Isolate every line in the records below with "data" in it.

>> begin ENTRIES PROVIDED

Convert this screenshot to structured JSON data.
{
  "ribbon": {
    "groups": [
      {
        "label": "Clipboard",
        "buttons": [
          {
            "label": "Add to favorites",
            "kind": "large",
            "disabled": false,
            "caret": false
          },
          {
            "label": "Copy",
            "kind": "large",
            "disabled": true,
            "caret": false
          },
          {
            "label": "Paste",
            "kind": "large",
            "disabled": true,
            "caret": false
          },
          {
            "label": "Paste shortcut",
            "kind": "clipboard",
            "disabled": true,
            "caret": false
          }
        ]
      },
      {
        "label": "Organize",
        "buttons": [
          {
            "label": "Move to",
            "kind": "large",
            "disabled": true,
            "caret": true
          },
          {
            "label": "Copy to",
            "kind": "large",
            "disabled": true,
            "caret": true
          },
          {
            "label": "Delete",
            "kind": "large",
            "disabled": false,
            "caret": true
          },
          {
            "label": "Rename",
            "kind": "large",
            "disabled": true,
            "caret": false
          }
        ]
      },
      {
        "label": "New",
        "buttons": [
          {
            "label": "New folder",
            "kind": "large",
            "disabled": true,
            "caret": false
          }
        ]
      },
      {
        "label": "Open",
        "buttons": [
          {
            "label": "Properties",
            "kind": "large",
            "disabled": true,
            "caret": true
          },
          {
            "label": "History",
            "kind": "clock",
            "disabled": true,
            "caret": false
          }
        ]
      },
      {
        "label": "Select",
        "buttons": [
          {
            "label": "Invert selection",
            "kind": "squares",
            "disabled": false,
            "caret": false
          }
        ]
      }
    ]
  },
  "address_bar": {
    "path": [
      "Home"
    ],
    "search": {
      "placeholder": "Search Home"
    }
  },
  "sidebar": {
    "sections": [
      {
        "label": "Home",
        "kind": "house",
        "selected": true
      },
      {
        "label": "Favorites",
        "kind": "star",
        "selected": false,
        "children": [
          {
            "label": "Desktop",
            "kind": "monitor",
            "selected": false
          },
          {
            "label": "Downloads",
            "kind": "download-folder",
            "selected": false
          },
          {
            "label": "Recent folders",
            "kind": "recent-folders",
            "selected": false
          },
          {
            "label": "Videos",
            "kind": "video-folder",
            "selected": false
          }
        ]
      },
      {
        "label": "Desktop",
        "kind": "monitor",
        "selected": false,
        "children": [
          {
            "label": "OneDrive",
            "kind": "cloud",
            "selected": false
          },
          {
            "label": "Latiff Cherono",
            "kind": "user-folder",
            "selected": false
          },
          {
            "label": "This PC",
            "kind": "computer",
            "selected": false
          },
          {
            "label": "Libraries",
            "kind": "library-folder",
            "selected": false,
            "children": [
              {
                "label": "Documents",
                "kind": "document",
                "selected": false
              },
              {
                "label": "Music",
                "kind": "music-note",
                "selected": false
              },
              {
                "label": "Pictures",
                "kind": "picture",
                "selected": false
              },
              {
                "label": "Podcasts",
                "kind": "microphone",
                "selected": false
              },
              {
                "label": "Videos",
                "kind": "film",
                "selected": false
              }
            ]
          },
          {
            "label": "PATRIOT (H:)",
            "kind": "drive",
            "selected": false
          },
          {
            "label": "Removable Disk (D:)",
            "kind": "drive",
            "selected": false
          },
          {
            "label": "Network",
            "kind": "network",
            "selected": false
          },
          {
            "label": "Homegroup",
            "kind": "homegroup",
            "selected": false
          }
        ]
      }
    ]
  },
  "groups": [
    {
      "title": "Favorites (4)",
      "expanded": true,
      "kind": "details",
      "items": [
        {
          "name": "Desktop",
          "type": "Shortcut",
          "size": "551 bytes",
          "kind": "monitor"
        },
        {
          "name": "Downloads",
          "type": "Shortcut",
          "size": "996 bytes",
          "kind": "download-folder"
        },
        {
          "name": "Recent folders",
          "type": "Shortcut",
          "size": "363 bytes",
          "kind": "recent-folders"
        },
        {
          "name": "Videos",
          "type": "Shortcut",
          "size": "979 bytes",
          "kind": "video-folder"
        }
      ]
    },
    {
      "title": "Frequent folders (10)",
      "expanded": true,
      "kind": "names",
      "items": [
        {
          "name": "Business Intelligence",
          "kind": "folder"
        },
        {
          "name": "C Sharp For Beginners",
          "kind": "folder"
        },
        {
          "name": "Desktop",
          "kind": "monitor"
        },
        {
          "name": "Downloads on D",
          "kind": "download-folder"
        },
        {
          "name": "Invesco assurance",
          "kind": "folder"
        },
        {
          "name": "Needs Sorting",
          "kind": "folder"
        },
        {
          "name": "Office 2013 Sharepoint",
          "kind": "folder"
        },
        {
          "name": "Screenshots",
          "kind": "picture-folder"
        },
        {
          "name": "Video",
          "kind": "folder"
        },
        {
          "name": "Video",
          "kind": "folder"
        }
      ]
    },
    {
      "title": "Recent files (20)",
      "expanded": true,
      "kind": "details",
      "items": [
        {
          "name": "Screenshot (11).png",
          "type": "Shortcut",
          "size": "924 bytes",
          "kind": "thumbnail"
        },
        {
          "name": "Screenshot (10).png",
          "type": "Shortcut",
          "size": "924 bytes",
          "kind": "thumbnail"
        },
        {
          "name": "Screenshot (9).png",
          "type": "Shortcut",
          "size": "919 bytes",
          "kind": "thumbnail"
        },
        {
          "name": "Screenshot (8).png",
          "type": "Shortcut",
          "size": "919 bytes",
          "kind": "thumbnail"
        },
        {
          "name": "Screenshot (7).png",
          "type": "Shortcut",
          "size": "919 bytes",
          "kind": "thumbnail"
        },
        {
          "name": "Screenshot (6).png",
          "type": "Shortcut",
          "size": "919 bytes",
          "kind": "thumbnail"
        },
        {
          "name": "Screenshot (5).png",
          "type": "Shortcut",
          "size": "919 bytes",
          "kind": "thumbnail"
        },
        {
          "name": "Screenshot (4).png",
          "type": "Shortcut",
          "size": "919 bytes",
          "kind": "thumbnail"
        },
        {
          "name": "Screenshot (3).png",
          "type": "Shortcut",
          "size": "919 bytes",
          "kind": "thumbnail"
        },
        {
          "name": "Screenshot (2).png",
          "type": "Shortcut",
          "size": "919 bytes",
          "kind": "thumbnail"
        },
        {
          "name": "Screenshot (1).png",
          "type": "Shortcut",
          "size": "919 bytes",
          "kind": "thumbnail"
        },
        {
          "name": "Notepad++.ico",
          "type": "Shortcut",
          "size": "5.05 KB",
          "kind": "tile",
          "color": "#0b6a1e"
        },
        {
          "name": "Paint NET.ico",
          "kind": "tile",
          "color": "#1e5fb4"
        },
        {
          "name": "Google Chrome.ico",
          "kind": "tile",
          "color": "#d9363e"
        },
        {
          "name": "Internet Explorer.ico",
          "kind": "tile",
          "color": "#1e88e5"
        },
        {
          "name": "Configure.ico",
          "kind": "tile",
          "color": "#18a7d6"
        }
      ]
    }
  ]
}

>> end ENTRIES PROVIDED
>> begin ENTRIES PROVIDED

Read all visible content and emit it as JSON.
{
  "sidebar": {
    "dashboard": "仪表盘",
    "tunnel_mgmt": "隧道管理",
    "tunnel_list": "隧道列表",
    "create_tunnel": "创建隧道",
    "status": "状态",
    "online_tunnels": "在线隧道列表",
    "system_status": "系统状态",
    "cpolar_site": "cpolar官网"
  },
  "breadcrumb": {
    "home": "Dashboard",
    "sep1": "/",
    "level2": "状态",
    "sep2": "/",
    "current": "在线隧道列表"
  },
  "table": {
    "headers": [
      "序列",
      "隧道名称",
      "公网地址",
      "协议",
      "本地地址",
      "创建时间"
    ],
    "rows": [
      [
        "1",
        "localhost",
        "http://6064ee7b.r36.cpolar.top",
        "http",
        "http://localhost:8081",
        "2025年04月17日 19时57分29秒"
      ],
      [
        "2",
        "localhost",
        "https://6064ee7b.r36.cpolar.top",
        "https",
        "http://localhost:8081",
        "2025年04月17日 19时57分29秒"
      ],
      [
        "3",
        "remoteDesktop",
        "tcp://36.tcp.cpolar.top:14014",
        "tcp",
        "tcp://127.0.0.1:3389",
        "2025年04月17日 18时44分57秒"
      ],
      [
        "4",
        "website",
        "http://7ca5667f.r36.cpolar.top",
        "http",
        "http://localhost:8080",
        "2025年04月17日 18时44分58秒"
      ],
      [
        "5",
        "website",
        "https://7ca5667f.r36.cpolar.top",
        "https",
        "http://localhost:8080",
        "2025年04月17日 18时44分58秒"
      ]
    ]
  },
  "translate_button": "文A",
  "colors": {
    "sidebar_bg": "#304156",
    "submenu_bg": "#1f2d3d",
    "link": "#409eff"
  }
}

>> end ENTRIES PROVIDED
>> begin ENTRIES PROVIDED

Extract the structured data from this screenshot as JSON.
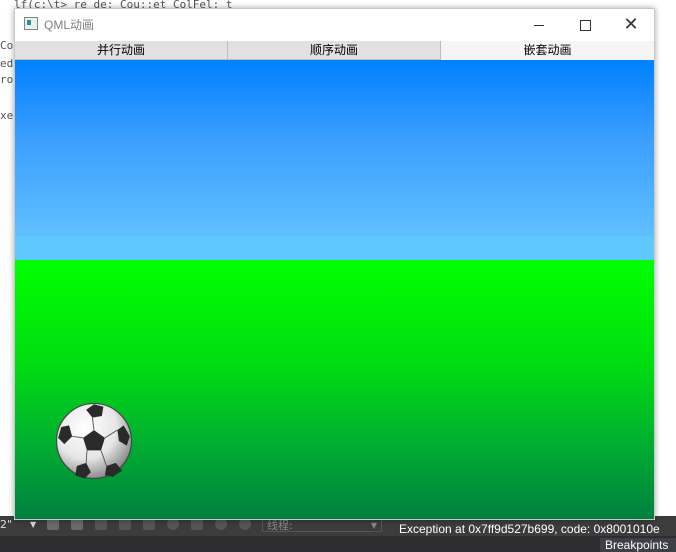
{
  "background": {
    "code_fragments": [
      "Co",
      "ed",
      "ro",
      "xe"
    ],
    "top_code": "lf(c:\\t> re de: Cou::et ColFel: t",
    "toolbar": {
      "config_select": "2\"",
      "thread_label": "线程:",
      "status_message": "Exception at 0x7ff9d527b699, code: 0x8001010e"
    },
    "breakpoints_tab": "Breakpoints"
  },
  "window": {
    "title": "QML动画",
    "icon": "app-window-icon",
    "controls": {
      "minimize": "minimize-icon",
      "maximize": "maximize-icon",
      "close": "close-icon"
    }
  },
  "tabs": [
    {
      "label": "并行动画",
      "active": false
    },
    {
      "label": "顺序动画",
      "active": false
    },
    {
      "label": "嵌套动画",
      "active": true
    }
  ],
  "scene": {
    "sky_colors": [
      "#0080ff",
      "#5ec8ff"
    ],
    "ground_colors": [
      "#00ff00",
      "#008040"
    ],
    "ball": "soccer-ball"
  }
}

>> end ENTRIES PROVIDED

WRITTEN ANSWER
Convert this screenshot to structured JSON data.
Extract the structured data from this screenshot as JSON.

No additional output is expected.